### Passage fourni
= = = = = = =
Une fois encore c’est un système d’autorisation sous conditions qui a été mis en place. En effet, l’autorisation ne sera délivrée que si les travaux ne compromettent pas les exigences de conservation ou de protection des boisements, ne modifient pas fondamentalement la destination forestière des terrains et ne sont pas susceptibles de nuire à la conservation de l’écosystème forestier ou à la stabilité des sols dans le périmètre de protection.

Cependant, les forêts bénéficiant du statut de forêt de protection étaient protégées contre ce type d’opérations jusqu’à présent. C’est une nouvelle brèche dans la protection que leur confère ce statut.

IV. Contenu de la demande d’autorisation. – Le décret crée ensuite un article R. 141-38-11 au sein du code forestier qui établit la liste des éléments devant figurer dans la demande d’autorisation transmise au préfet par le pétitionnaire. La demande doit comporter :

  1. Un rapport de présentation des travaux projetés accompagné d’un calendrier prévisionnel, d’un plan parcellaire, d’un plan de la zone à l’échelle 1/10 000, des schémas d’accès et de circulation et d’un schéma indiquant la nature et l’emplacement des équipements dont la mise en œuvre est envisagée ;
  2. L’analyse de l’incidence des travaux projetés sur la destination forestière des lieux et les modalités de reconstitution de l’état boisé au terme des travaux ;
  3. Une analyse des incidences négatives et positives, directes et indirectes, temporaires et permanentes, à court, moyen et long terme, du projet sur le bien-être des populations et la prévention des risques naturels, sur l’environnement, en particulier sur la faune et la flore, les habitats naturels et les continuités écologiques telles que définies par l’article L. 371-1 du code de l’environnement ainsi que de l’addition et l’interaction de ces incidences entre elles ;
  4. Les mesures prévues afin d’éviter les incidences négatives, identifiées par les analyses prévues aux 2° et 3°, de réduire les incidences n’ayant pu être évitées et de compenser, lorsque cela est possible, les incidences négatives du projet qui n’ont pu être ni évitées ni suffisamment réduites, en précisant les conditions de remise en état des lieux au terme des travaux qui prévoient, sans modifier fondamentalement la topographie initiale des terrains concernés, le reboisement du site en essences forestières conformément aux directives et schémas mentionnés à l’article L. 122-2 du code forestier.
= = = = = = =
### Énoncé A
Extrayez des enregistrements la partie qui s'ouvre sur la première ligne et se termine par la ligne contenant « point: [656, 160, 672, 176] », ces deux lignes comprises. Reproduisez-la à l'identique.

[Enregistrements bruts]
= = = = = = =
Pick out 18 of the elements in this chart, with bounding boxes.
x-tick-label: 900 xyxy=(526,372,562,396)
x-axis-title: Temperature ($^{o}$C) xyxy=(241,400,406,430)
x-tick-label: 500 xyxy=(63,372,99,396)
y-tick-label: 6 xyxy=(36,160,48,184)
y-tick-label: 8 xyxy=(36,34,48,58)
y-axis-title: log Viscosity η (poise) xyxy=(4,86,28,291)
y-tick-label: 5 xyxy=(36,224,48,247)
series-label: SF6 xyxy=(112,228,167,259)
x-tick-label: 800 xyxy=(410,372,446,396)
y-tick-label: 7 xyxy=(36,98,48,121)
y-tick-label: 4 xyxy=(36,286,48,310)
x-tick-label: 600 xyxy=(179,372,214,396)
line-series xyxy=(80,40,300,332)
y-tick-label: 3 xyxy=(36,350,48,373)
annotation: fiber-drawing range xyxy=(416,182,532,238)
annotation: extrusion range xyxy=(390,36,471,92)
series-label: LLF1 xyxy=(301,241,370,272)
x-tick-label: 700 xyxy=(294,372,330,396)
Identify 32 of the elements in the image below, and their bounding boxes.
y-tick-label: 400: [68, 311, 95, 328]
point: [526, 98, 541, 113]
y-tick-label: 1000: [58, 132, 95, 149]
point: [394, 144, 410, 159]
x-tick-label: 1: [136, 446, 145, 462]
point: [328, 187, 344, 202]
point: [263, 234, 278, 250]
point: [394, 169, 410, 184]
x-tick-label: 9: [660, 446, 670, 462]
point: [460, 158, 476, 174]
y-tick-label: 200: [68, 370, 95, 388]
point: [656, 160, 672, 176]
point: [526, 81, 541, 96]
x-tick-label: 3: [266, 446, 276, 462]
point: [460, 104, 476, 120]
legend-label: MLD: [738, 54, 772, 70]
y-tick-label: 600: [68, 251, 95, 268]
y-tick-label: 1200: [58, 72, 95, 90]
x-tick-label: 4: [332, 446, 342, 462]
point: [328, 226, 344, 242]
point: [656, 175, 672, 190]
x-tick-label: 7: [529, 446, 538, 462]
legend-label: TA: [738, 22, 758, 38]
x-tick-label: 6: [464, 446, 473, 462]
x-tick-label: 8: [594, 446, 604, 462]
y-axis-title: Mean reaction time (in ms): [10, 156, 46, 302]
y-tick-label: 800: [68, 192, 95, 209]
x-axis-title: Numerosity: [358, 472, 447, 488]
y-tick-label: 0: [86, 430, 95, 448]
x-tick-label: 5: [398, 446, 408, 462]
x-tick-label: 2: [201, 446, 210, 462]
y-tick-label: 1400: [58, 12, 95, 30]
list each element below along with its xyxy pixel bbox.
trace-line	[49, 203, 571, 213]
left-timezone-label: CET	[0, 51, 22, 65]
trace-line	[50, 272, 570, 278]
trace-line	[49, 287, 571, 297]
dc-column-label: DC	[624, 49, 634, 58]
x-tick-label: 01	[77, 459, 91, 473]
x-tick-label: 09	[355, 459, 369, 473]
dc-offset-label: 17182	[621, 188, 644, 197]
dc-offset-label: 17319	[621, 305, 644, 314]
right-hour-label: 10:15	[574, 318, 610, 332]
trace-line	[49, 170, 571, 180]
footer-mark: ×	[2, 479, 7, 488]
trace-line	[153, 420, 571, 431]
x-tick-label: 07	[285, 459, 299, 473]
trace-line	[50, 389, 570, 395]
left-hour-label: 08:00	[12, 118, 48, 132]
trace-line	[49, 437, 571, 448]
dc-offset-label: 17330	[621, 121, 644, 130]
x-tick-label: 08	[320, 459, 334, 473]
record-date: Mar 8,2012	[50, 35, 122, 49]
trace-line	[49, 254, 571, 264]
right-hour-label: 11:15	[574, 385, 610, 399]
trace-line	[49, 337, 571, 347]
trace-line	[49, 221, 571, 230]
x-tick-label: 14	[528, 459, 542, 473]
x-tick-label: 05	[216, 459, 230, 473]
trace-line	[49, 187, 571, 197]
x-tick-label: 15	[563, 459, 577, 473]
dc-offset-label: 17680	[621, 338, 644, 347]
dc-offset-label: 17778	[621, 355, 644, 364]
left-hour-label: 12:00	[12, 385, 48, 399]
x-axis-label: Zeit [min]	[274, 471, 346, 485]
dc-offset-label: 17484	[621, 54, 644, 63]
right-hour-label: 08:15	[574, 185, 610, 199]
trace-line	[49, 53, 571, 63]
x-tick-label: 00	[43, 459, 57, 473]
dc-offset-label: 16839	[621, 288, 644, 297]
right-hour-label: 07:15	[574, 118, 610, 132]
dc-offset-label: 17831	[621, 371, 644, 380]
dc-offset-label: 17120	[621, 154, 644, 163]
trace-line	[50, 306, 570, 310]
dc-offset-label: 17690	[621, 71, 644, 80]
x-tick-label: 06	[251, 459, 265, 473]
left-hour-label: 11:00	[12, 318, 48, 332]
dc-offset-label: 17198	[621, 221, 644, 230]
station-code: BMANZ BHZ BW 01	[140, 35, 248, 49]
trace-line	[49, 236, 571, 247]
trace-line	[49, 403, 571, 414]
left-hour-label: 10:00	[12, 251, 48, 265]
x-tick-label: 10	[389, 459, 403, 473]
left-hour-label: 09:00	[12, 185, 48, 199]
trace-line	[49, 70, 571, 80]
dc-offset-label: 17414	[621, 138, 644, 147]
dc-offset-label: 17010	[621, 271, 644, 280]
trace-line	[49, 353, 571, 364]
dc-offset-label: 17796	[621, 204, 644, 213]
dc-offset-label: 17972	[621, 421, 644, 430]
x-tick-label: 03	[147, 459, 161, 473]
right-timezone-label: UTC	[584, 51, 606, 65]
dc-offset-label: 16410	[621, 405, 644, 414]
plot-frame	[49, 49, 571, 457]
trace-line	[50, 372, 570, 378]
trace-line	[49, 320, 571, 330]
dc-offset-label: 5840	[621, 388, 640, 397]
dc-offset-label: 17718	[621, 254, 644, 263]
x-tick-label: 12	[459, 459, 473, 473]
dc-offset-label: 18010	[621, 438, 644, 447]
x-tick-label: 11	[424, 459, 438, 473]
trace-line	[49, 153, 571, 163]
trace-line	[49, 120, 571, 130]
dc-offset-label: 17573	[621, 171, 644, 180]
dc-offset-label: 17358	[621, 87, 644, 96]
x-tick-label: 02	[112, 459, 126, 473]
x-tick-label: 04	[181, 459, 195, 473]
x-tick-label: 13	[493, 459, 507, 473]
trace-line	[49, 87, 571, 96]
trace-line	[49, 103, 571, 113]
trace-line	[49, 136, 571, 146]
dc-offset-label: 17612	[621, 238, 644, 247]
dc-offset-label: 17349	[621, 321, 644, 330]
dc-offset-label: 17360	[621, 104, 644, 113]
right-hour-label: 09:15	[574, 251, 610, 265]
= = = = = = =
### Énoncé B
Recopiez mot pour mot, dans le passage fourni, la partie qui commence par les mots contenant « Une fois encore » et se termine par « périmètre de protection. ».

### Résultat attendu A
Pick out 18 of the elements in this chart, with bounding boxes.
x-tick-label: 900 xyxy=(526,372,562,396)
x-axis-title: Temperature ($^{o}$C) xyxy=(241,400,406,430)
x-tick-label: 500 xyxy=(63,372,99,396)
y-tick-label: 6 xyxy=(36,160,48,184)
y-tick-label: 8 xyxy=(36,34,48,58)
y-axis-title: log Viscosity η (poise) xyxy=(4,86,28,291)
y-tick-label: 5 xyxy=(36,224,48,247)
series-label: SF6 xyxy=(112,228,167,259)
x-tick-label: 800 xyxy=(410,372,446,396)
y-tick-label: 7 xyxy=(36,98,48,121)
y-tick-label: 4 xyxy=(36,286,48,310)
x-tick-label: 600 xyxy=(179,372,214,396)
line-series xyxy=(80,40,300,332)
y-tick-label: 3 xyxy=(36,350,48,373)
annotation: fiber-drawing range xyxy=(416,182,532,238)
annotation: extrusion range xyxy=(390,36,471,92)
series-label: LLF1 xyxy=(301,241,370,272)
x-tick-label: 700 xyxy=(294,372,330,396)
Identify 32 of the elements in the image below, and their bounding boxes.
y-tick-label: 400: [68, 311, 95, 328]
point: [526, 98, 541, 113]
y-tick-label: 1000: [58, 132, 95, 149]
point: [394, 144, 410, 159]
x-tick-label: 1: [136, 446, 145, 462]
point: [328, 187, 344, 202]
point: [263, 234, 278, 250]
point: [394, 169, 410, 184]
x-tick-label: 9: [660, 446, 670, 462]
point: [460, 158, 476, 174]
y-tick-label: 200: [68, 370, 95, 388]
point: [656, 160, 672, 176]

### Résultat attendu B
Une fois encore c’est un système d’autorisation sous conditions qui a été mis en place. En effet, l’autorisation ne sera délivrée que si les travaux ne compromettent pas les exigences de conservation ou de protection des boisements, ne modifient pas fondamentalement la destination forestière des terrains et ne sont pas susceptibles de nuire à la conservation de l’écosystème forestier ou à la stabilité des sols dans le périmètre de protection.